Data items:
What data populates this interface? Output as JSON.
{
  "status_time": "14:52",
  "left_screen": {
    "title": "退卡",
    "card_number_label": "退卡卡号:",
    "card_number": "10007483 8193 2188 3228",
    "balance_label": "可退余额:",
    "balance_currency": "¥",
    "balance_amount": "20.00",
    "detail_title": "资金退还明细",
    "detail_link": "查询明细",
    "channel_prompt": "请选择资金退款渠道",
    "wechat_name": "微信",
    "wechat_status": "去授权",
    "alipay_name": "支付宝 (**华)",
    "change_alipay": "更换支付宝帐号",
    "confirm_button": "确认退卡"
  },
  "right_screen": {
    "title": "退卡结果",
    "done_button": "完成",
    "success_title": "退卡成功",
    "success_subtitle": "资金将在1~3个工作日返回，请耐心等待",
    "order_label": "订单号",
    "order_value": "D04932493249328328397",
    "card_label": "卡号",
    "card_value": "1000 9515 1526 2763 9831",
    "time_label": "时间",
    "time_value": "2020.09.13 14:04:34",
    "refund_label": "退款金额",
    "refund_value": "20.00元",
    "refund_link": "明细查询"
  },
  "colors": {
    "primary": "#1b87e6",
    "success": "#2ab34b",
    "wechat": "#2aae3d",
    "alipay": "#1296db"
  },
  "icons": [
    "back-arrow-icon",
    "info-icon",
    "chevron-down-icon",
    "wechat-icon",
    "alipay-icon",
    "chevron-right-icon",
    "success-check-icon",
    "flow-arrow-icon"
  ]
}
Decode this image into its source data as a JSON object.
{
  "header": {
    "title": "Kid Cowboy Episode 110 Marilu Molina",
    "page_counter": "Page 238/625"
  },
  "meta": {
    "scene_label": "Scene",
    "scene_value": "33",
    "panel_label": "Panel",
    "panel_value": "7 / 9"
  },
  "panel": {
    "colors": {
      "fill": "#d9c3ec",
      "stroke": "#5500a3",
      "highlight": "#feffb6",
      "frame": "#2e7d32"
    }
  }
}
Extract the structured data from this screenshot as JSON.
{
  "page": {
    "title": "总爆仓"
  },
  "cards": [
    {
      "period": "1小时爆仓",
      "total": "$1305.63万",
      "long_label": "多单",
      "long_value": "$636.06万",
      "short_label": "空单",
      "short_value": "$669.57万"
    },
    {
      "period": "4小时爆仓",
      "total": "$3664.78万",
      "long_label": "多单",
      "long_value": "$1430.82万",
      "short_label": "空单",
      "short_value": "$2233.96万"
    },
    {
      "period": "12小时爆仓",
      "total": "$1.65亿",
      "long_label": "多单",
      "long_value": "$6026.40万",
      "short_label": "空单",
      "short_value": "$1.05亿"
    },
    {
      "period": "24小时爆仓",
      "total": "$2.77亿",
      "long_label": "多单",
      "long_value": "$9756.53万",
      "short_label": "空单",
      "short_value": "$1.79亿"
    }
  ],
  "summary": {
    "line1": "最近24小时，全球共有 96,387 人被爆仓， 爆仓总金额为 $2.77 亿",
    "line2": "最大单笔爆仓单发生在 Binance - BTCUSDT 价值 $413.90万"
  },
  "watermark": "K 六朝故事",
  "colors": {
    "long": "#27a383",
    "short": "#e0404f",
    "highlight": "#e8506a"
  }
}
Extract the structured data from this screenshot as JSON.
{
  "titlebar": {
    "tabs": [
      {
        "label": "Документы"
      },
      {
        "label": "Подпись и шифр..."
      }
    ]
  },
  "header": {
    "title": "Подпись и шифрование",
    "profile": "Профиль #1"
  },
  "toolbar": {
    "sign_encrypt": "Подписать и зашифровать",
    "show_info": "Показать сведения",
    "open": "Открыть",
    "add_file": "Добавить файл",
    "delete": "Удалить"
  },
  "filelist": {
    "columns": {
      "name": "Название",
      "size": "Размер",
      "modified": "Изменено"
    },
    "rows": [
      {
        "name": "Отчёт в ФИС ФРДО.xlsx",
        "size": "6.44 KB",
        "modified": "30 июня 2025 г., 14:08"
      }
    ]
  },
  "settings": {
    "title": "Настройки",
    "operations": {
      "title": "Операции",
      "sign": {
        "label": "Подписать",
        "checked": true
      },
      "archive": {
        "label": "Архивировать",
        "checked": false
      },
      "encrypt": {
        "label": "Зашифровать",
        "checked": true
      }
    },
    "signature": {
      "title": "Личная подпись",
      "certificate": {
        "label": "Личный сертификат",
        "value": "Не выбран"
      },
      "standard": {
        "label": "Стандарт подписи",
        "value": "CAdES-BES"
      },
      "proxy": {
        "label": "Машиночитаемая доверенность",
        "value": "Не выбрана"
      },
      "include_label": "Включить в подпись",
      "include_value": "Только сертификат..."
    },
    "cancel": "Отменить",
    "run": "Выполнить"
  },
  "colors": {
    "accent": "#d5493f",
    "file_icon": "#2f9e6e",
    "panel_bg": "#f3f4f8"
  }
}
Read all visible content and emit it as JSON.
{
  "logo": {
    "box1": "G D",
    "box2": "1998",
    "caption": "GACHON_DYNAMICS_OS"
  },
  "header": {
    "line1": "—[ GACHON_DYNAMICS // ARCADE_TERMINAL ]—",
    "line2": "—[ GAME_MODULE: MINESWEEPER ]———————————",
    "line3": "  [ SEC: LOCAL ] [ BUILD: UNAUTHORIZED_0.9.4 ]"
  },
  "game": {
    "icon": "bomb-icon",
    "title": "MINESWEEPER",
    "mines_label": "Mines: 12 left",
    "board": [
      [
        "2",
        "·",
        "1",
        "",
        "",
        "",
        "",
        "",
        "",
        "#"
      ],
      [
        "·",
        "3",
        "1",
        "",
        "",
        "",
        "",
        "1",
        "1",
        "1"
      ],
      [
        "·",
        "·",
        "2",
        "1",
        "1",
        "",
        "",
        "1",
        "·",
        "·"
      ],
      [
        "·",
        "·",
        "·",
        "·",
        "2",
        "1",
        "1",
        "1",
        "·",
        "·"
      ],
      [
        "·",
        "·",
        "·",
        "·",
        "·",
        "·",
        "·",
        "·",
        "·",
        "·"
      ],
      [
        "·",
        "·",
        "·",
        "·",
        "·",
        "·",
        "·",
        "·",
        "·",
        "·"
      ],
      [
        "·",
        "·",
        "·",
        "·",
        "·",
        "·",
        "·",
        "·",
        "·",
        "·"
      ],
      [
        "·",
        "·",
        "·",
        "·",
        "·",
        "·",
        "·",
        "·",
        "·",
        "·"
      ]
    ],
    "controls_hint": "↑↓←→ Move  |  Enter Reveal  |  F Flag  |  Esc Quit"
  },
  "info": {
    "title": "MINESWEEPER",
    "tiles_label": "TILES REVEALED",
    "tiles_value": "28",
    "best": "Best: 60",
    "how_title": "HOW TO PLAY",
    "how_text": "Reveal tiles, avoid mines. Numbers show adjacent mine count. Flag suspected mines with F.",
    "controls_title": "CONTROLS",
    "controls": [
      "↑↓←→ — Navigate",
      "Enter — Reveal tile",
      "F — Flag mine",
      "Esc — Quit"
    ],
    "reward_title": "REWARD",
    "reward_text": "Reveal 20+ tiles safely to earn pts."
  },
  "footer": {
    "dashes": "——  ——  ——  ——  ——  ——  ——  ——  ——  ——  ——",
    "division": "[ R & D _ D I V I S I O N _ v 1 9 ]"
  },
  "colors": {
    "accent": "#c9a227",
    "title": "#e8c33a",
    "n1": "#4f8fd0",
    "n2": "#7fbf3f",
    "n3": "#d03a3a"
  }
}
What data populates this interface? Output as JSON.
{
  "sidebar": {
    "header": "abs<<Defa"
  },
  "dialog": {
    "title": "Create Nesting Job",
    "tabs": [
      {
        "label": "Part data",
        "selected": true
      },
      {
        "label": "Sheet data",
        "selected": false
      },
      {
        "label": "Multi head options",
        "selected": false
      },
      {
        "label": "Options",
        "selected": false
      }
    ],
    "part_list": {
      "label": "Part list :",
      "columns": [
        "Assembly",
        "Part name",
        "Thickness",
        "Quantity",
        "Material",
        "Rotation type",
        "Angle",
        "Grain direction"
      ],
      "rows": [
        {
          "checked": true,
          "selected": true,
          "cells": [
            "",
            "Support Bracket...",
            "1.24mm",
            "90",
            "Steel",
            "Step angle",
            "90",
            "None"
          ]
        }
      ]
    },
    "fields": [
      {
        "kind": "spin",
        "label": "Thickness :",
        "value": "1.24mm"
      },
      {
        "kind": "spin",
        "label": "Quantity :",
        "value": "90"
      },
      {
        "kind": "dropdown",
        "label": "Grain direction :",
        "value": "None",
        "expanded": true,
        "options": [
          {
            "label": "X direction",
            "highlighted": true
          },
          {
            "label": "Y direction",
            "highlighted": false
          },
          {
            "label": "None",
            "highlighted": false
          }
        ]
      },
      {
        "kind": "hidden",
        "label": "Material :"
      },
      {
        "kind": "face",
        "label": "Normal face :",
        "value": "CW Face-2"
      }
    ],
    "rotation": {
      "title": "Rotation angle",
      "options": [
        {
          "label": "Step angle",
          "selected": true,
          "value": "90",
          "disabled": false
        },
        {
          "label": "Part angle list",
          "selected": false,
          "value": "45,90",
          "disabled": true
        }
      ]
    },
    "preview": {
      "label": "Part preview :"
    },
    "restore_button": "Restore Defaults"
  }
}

* _Written request_
Gather every line from the entries above where the word "Flag" appears, and copy them.

* _Response_
    "controls_hint": "↑↓←→ Move  |  Enter Reveal  |  F Flag  |  Esc Quit"
    "how_text": "Reveal tiles, avoid mines. Numbers show adjacent mine count. Flag suspected mines with F.",
      "F — Flag mine",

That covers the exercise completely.